++++ Records for the task ++++

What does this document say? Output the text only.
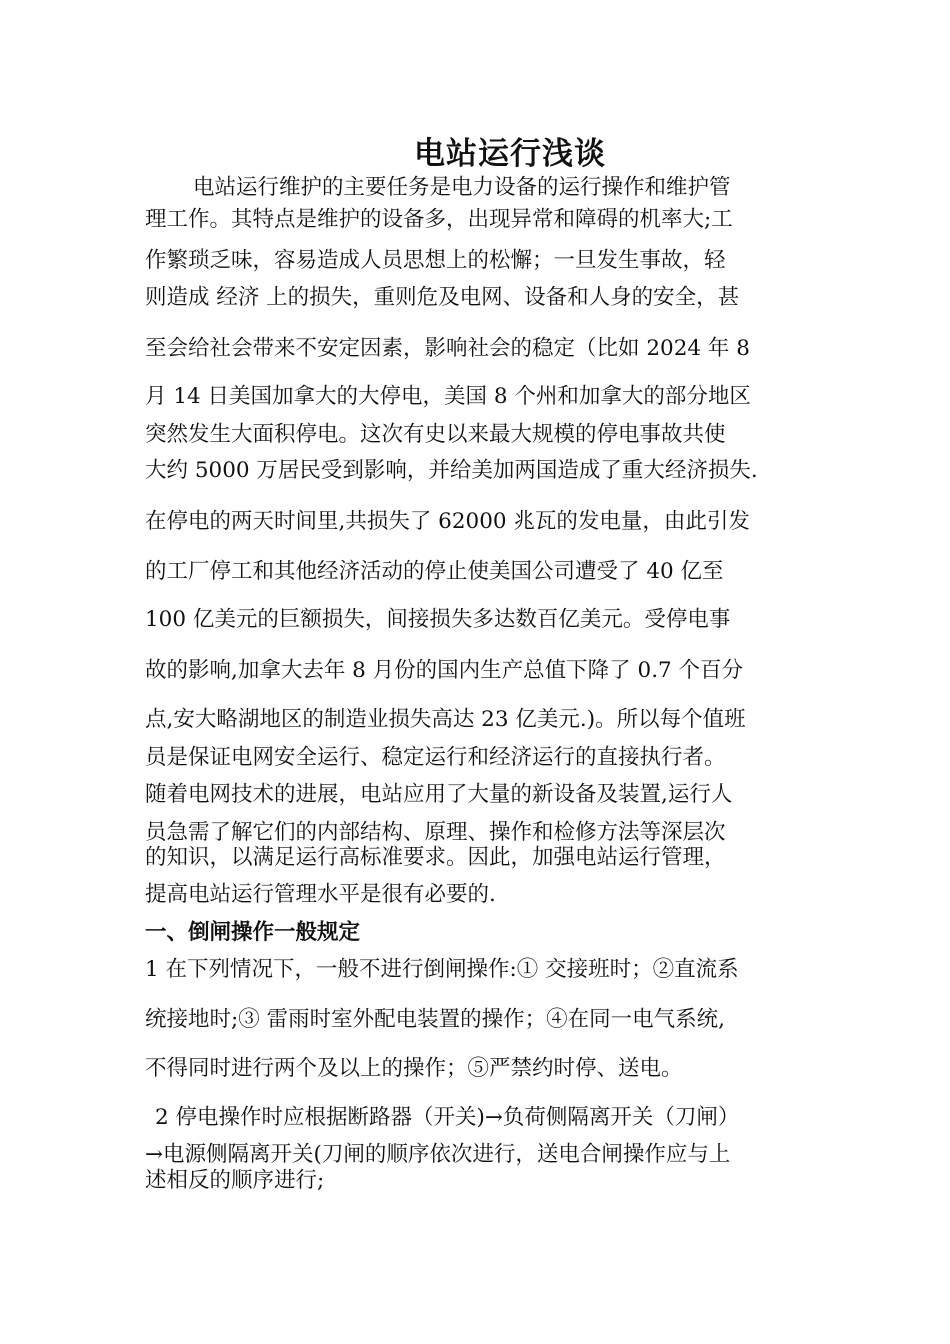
电站运行浅谈
电站运行维护的主要任务是电力设备的运行操作和维护管
理工作。其特点是维护的设备多，出现异常和障碍的机率大;工
作繁琐乏味，容易造成人员思想上的松懈；一旦发生事故，轻
则造成 经济 上的损失，重则危及电网、设备和人身的安全，甚
至会给社会带来不安定因素，影响社会的稳定（比如 2024 年 8
月 14 日美国加拿大的大停电，美国 8 个州和加拿大的部分地区
突然发生大面积停电。这次有史以来最大规模的停电事故共使
大约 5000 万居民受到影响，并给美加两国造成了重大经济损失.
在停电的两天时间里,共损失了 62000 兆瓦的发电量，由此引发
的工厂停工和其他经济活动的停止使美国公司遭受了 40 亿至
100 亿美元的巨额损失，间接损失多达数百亿美元。受停电事
故的影响,加拿大去年 8 月份的国内生产总值下降了 0.7 个百分
点,安大略湖地区的制造业损失高达 23 亿美元.)。所以每个值班
员是保证电网安全运行、稳定运行和经济运行的直接执行者。
随着电网技术的进展，电站应用了大量的新设备及装置,运行人
员急需了解它们的内部结构、原理、操作和检修方法等深层次
的知识，以满足运行高标准要求。因此，加强电站运行管理，
提高电站运行管理水平是很有必要的.
一、倒闸操作一般规定
1 在下列情况下，一般不进行倒闸操作:① 交接班时；②直流系
统接地时;③ 雷雨时室外配电装置的操作；④在同一电气系统,
不得同时进行两个及以上的操作；⑤严禁约时停、送电。
2 停电操作时应根据断路器（开关)→负荷侧隔离开关（刀闸）
→电源侧隔离开关(刀闸的顺序依次进行，送电合闸操作应与上
述相反的顺序进行;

++++

Stated problem
Return the listing above in full and without alteration, excluding its pictures.

The completed task
What does this document say? Output the text only.
电站运行浅谈
电站运行维护的主要任务是电力设备的运行操作和维护管
理工作。其特点是维护的设备多，出现异常和障碍的机率大;工
作繁琐乏味，容易造成人员思想上的松懈；一旦发生事故，轻
则造成 经济 上的损失，重则危及电网、设备和人身的安全，甚
至会给社会带来不安定因素，影响社会的稳定（比如 2024 年 8
月 14 日美国加拿大的大停电，美国 8 个州和加拿大的部分地区
突然发生大面积停电。这次有史以来最大规模的停电事故共使
大约 5000 万居民受到影响，并给美加两国造成了重大经济损失.
在停电的两天时间里,共损失了 62000 兆瓦的发电量，由此引发
的工厂停工和其他经济活动的停止使美国公司遭受了 40 亿至
100 亿美元的巨额损失，间接损失多达数百亿美元。受停电事
故的影响,加拿大去年 8 月份的国内生产总值下降了 0.7 个百分
点,安大略湖地区的制造业损失高达 23 亿美元.)。所以每个值班
员是保证电网安全运行、稳定运行和经济运行的直接执行者。
随着电网技术的进展，电站应用了大量的新设备及装置,运行人
员急需了解它们的内部结构、原理、操作和检修方法等深层次
的知识，以满足运行高标准要求。因此，加强电站运行管理，
提高电站运行管理水平是很有必要的.
一、倒闸操作一般规定
1 在下列情况下，一般不进行倒闸操作:① 交接班时；②直流系
统接地时;③ 雷雨时室外配电装置的操作；④在同一电气系统,
不得同时进行两个及以上的操作；⑤严禁约时停、送电。
2 停电操作时应根据断路器（开关)→负荷侧隔离开关（刀闸）
→电源侧隔离开关(刀闸的顺序依次进行，送电合闸操作应与上
述相反的顺序进行;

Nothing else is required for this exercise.